Below are some records. How many of their lines contain the string "need"? Give the number only.

• • • • • • •

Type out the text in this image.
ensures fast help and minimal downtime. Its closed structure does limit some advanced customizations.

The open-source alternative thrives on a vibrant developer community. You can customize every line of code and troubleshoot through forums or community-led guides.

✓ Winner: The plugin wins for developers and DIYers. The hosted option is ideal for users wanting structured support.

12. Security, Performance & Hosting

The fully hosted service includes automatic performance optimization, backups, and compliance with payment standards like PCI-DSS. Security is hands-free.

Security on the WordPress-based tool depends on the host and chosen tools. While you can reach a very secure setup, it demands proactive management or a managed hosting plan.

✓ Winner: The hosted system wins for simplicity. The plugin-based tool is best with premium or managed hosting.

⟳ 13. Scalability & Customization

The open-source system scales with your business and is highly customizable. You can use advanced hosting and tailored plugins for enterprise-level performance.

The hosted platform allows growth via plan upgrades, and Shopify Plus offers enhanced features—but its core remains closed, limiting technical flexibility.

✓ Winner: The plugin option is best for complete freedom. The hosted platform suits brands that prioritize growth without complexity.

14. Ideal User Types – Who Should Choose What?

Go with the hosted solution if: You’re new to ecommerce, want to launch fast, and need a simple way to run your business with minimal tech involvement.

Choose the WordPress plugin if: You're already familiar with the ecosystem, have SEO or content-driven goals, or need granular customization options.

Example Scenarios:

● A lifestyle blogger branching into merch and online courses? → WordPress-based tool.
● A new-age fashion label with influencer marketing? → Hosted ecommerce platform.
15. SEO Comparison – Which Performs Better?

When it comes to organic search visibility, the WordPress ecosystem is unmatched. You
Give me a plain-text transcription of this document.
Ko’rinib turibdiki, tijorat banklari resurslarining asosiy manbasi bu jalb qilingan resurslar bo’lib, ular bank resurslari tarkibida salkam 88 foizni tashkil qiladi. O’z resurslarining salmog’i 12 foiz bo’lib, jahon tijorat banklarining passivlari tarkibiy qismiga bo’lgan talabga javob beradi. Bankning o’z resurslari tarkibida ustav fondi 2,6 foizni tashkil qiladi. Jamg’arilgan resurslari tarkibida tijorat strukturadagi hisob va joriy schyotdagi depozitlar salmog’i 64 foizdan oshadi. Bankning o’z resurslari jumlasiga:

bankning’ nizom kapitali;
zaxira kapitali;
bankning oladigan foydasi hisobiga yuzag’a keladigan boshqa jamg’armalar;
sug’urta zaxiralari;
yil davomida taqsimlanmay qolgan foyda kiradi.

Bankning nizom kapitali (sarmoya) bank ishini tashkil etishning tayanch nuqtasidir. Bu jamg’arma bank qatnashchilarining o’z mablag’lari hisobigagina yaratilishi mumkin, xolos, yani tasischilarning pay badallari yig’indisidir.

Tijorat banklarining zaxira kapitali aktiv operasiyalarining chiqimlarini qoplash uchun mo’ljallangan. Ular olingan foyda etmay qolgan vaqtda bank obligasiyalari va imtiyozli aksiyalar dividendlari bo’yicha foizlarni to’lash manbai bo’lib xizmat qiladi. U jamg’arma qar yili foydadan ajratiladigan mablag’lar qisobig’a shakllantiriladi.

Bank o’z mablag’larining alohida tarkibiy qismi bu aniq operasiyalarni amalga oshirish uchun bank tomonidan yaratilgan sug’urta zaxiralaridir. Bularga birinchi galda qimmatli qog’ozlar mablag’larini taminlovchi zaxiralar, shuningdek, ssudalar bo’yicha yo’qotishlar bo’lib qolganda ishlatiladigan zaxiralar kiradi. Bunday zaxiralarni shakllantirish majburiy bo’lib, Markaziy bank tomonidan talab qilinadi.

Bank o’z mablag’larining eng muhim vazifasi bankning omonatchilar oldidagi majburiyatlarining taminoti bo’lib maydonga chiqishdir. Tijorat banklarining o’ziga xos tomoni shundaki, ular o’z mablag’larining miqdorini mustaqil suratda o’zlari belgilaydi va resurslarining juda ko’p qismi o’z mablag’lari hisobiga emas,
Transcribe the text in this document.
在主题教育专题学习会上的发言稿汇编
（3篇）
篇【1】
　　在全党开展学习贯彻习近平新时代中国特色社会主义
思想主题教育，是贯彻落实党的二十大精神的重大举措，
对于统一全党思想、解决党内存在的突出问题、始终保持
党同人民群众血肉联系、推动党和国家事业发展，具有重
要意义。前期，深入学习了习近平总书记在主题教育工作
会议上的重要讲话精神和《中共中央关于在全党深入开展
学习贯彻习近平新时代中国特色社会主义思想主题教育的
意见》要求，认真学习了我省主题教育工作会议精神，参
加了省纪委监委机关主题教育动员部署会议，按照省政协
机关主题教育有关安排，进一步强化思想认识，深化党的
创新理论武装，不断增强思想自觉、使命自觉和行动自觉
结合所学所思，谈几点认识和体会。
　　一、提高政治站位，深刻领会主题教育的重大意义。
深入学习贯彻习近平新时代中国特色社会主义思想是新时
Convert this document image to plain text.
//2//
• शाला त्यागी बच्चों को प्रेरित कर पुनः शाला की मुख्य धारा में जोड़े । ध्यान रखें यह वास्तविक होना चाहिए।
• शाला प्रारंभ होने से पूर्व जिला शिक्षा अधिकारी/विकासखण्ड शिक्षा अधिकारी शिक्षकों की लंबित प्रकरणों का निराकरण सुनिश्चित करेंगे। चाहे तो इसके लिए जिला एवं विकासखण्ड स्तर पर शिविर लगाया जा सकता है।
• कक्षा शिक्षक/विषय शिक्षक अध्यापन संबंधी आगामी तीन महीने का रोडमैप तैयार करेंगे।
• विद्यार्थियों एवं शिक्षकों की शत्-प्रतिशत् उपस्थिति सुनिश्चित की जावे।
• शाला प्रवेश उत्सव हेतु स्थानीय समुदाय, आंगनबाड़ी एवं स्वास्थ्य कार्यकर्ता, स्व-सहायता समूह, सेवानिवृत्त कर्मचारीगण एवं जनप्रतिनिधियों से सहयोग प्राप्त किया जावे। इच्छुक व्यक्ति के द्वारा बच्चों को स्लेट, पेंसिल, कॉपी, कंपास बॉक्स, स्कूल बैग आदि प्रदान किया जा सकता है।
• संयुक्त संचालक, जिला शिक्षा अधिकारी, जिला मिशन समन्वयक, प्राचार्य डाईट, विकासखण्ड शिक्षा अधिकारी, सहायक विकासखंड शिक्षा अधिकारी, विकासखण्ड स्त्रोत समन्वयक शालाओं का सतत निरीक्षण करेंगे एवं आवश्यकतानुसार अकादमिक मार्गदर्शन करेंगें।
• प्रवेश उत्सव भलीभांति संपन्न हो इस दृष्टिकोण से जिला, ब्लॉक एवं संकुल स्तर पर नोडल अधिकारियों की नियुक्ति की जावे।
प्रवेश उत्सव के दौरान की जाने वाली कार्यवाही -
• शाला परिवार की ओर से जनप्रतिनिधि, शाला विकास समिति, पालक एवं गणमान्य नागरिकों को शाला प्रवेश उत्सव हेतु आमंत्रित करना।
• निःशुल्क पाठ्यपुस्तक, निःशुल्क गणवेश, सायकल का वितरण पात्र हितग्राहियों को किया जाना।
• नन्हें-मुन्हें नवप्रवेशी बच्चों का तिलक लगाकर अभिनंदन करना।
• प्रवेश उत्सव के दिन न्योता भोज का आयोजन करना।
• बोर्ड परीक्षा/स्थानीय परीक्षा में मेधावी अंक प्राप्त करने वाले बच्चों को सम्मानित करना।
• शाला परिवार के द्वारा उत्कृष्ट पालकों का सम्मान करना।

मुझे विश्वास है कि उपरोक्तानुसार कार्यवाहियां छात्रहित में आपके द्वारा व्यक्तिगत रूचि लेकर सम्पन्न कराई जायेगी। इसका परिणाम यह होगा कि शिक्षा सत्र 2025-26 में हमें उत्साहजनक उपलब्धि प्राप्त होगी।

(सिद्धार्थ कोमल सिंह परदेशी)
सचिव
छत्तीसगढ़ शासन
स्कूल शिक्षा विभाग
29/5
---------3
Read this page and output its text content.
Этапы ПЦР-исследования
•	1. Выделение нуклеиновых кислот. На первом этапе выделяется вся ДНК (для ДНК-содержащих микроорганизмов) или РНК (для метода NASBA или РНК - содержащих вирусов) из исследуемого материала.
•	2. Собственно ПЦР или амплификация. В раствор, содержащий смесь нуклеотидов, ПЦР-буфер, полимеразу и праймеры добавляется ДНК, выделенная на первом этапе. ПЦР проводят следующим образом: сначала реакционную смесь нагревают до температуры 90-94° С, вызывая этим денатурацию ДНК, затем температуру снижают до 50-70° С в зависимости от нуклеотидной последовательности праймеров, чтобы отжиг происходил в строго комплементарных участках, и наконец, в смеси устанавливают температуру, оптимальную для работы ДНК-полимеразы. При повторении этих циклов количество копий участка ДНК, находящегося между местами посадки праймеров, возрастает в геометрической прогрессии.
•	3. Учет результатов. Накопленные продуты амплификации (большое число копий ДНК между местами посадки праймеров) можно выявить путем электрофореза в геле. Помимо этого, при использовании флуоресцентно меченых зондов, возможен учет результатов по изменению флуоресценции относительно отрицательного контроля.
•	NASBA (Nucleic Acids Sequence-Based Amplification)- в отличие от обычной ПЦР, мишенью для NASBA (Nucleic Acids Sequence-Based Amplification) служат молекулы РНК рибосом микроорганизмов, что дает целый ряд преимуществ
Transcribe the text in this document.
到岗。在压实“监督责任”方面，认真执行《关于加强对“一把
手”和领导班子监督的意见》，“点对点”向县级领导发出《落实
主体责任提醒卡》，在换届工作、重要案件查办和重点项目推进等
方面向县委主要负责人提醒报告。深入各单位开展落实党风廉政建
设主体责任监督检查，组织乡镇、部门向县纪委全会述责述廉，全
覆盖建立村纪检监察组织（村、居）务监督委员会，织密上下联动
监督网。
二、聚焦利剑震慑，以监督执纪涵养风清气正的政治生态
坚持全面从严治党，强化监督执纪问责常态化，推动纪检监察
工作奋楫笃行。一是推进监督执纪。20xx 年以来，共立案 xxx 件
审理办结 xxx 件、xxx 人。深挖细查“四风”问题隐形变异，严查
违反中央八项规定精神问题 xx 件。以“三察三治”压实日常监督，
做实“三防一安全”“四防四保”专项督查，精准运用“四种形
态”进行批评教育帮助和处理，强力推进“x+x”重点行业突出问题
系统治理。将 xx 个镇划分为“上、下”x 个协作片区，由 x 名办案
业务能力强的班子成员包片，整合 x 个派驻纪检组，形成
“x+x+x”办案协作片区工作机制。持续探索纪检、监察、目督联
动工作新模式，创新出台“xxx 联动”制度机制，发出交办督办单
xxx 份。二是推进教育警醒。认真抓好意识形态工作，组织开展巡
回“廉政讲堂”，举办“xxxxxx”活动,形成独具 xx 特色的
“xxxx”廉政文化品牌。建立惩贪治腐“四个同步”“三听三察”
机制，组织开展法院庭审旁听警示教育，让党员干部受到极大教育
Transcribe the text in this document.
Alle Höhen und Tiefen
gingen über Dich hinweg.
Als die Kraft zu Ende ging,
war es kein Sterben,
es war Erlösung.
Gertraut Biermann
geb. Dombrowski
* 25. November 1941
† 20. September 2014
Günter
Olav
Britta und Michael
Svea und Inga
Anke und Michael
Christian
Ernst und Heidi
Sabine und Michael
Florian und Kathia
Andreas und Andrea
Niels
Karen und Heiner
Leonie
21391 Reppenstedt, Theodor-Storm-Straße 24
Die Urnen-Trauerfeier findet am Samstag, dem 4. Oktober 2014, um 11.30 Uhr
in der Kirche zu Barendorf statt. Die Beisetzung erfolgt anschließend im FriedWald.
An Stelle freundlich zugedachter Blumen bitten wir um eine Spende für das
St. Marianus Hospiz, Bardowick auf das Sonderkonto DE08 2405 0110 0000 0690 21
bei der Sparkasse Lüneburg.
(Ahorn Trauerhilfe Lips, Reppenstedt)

• • • • • • •

* Written answer: 2